_Given request_
Repeat the material exactly, every line of it.

_Provided data_
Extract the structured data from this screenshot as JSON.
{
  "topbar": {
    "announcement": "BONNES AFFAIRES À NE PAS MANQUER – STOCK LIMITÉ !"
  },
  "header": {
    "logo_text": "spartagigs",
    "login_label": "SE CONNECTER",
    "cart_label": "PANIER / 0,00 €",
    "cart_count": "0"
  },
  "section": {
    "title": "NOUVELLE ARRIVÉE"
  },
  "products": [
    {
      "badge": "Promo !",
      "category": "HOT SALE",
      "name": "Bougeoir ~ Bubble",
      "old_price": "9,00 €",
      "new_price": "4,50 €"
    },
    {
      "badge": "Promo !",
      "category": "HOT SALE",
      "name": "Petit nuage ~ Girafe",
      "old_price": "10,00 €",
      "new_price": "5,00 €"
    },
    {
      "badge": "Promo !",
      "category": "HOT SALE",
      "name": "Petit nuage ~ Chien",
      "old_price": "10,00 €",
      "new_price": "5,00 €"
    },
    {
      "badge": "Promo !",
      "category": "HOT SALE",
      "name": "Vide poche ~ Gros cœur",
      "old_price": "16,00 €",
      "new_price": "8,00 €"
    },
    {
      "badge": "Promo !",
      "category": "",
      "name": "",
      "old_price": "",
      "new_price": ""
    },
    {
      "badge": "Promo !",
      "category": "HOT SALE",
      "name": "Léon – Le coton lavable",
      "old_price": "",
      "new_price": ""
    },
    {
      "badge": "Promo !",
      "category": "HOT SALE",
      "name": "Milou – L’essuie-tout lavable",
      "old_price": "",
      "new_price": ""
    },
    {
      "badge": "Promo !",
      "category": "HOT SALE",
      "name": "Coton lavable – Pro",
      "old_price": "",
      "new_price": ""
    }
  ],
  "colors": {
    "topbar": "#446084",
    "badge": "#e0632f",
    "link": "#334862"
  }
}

_Written response_
Extract the structured data from this screenshot as JSON.
{
  "topbar": {
    "announcement": "BONNES AFFAIRES À NE PAS MANQUER – STOCK LIMITÉ !"
  },
  "header": {
    "logo_text": "spartagigs",
    "login_label": "SE CONNECTER",
    "cart_label": "PANIER / 0,00 €",
    "cart_count": "0"
  },
  "section": {
    "title": "NOUVELLE ARRIVÉE"
  },
  "products": [
    {
      "badge": "Promo !",
      "category": "HOT SALE",
      "name": "Bougeoir ~ Bubble",
      "old_price": "9,00 €",
      "new_price": "4,50 €"
    },
    {
      "badge": "Promo !",
      "category": "HOT SALE",
      "name": "Petit nuage ~ Girafe",
      "old_price": "10,00 €",
      "new_price": "5,00 €"
    },
    {
      "badge": "Promo !",
      "category": "HOT SALE",
      "name": "Petit nuage ~ Chien",
      "old_price": "10,00 €",
      "new_price": "5,00 €"
    },
    {
      "badge": "Promo !",
      "category": "HOT SALE",
      "name": "Vide poche ~ Gros cœur",
      "old_price": "16,00 €",
      "new_price": "8,00 €"
    },
    {
      "badge": "Promo !",
      "category": "",
      "name": "",
      "old_price": "",
      "new_price": ""
    },
    {
      "badge": "Promo !",
      "category": "HOT SALE",
      "name": "Léon – Le coton lavable",
      "old_price": "",
      "new_price": ""
    },
    {
      "badge": "Promo !",
      "category": "HOT SALE",
      "name": "Milou – L’essuie-tout lavable",
      "old_price": "",
      "new_price": ""
    },
    {
      "badge": "Promo !",
      "category": "HOT SALE",
      "name": "Coton lavable – Pro",
      "old_price": "",
      "new_price": ""
    }
  ],
  "colors": {
    "topbar": "#446084",
    "badge": "#e0632f",
    "link": "#334862"
  }
}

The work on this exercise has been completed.